### TASK TO COMPLETE:
Tally the lines containing the word "data" and give the total alone.

### ENTRIES:

########################################

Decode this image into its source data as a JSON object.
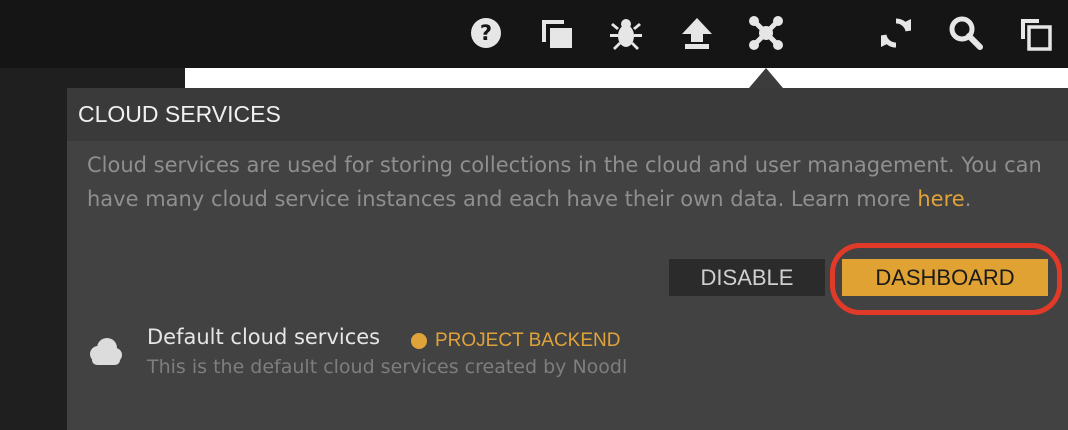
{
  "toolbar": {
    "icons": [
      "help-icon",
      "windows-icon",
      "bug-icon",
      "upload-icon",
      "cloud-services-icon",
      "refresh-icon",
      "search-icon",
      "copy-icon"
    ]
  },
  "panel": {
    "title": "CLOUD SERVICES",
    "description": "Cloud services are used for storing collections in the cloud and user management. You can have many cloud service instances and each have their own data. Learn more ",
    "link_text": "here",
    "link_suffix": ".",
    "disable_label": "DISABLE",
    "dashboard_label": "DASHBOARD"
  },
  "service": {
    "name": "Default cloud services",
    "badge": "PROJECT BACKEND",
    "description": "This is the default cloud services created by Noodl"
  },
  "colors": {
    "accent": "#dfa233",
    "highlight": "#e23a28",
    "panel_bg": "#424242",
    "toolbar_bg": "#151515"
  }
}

########################################

### ANSWER TO THIS TASK:
2